Data extract>

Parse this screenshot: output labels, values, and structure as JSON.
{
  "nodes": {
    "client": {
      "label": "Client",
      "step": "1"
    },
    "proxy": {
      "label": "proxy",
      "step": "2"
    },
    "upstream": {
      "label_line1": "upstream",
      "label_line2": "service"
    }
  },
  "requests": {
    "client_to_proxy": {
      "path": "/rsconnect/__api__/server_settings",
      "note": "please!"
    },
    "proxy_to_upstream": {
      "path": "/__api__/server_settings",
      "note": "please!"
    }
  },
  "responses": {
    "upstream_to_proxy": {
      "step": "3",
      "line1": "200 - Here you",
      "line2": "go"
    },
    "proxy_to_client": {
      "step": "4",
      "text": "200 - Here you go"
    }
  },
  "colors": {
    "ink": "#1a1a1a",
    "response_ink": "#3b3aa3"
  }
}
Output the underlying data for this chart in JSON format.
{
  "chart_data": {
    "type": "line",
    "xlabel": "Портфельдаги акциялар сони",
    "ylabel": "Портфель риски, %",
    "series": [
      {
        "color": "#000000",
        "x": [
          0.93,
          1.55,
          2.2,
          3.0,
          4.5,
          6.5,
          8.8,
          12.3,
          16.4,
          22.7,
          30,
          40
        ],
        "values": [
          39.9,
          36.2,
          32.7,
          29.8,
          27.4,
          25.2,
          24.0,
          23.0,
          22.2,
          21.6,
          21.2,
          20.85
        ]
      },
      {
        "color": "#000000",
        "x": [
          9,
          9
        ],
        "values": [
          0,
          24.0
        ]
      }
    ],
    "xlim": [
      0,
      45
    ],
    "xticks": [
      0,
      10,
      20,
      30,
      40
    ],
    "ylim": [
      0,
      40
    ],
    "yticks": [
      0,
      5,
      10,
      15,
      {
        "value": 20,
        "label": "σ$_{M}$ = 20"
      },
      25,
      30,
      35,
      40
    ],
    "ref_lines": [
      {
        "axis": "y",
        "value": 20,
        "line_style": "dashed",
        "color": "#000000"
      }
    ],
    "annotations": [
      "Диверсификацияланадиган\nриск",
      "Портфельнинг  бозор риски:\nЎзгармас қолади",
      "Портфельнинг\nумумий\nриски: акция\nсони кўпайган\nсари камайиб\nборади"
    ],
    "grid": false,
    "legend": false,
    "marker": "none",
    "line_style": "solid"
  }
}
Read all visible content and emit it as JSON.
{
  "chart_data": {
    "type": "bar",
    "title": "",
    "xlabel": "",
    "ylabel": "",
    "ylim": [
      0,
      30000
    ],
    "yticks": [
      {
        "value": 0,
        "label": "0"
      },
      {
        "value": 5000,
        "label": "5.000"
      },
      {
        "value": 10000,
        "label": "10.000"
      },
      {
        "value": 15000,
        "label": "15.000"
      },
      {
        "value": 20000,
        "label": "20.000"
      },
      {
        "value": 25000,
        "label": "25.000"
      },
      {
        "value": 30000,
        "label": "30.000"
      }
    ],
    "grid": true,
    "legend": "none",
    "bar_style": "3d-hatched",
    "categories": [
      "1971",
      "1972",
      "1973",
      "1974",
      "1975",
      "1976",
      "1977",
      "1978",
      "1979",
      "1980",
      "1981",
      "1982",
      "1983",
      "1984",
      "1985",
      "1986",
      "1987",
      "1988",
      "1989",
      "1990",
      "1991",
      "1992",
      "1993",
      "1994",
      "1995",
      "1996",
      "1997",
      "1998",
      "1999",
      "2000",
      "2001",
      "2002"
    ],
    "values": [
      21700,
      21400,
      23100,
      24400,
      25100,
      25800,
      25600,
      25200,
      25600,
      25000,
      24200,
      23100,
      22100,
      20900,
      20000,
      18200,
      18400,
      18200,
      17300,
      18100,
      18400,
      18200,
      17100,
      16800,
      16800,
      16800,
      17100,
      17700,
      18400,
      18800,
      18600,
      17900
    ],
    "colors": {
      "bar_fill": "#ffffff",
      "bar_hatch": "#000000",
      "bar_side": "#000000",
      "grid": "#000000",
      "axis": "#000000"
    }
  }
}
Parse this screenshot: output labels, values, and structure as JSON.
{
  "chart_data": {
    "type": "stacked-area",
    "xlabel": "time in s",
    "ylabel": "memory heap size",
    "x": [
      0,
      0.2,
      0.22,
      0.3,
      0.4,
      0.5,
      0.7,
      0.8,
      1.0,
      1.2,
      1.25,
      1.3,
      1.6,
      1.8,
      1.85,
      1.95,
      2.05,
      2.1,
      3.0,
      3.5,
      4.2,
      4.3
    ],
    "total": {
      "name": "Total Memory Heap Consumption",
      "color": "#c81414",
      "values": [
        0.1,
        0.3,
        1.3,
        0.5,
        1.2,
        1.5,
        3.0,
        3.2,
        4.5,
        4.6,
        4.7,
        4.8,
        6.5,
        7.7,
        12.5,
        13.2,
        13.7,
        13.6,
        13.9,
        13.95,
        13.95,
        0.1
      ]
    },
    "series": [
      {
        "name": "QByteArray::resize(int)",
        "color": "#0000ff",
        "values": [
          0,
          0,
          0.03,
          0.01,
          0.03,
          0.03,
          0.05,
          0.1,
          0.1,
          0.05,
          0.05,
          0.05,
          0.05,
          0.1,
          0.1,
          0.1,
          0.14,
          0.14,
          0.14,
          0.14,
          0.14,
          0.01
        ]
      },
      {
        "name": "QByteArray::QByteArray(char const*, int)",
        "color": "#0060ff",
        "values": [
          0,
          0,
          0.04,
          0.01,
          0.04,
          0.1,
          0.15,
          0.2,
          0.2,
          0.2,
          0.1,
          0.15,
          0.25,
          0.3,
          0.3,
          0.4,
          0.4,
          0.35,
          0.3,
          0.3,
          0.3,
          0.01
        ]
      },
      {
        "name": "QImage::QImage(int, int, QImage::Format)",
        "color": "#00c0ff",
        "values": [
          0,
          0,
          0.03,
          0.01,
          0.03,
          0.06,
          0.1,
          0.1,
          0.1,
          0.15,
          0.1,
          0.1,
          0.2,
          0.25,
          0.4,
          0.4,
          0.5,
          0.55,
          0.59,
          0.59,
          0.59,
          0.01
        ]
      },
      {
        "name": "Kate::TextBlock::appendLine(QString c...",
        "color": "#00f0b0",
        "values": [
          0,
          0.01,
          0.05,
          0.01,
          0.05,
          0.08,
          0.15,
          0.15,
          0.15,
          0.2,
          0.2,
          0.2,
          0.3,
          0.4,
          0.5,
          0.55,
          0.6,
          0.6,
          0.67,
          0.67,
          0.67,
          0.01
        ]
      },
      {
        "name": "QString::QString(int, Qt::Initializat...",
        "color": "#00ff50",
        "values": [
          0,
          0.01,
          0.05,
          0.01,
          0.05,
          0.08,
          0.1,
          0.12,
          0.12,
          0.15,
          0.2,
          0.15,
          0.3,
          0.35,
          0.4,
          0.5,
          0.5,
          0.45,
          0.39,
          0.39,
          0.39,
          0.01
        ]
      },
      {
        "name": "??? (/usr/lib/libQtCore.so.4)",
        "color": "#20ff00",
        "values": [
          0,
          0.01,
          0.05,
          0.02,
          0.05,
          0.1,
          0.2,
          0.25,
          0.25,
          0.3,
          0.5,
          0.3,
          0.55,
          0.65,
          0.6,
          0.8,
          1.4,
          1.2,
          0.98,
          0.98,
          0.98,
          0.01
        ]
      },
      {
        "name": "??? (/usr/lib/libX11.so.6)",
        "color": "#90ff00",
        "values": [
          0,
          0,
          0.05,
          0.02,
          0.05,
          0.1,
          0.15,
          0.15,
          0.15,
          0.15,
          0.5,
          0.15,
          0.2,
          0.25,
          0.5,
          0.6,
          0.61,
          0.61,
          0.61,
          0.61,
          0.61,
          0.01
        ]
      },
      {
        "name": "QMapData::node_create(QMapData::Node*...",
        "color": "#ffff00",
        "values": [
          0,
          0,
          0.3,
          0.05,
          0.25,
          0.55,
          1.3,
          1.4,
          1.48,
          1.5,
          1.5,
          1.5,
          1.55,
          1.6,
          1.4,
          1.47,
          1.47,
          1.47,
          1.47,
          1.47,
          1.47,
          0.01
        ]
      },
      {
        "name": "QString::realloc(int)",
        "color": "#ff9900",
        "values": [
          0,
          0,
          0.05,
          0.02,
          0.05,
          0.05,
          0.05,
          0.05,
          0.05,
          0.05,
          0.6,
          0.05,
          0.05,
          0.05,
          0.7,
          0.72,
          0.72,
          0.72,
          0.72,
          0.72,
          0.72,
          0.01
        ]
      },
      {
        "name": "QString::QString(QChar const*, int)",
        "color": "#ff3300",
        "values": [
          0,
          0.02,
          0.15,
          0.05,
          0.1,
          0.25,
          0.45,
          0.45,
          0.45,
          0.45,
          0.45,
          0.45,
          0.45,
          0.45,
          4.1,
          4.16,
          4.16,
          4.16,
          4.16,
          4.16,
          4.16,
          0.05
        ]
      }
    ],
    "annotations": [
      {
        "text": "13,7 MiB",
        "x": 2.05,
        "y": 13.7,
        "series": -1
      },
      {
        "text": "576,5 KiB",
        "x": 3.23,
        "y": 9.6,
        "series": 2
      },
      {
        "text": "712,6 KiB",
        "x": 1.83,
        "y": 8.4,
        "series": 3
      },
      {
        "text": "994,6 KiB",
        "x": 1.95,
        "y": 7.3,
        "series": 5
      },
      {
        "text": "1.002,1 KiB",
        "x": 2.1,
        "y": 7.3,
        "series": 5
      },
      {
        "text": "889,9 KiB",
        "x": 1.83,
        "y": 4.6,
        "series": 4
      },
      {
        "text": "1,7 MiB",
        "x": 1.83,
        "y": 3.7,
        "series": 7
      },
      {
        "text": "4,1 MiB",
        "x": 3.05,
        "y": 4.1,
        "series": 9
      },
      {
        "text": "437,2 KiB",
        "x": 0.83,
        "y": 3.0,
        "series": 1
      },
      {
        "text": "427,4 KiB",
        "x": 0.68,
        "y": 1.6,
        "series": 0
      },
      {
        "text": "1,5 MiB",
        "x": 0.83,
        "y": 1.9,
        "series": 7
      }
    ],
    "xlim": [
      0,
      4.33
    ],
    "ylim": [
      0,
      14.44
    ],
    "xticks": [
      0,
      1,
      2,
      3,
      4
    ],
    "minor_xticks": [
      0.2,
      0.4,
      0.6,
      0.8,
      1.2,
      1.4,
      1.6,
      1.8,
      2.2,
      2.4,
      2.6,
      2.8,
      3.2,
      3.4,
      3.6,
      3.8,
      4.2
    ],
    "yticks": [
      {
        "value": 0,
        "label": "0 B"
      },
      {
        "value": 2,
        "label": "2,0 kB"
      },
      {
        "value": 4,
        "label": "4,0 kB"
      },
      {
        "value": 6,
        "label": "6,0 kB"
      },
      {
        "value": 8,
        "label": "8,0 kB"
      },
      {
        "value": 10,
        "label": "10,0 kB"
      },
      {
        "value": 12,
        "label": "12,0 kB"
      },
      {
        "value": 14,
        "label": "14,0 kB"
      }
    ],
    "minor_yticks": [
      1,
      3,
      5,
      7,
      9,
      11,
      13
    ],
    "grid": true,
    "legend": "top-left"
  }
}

Exercise directions> Find the lines above that include the string "Here" and copy them.

Output>
      "line1": "200 - Here you",
      "text": "200 - Here you go"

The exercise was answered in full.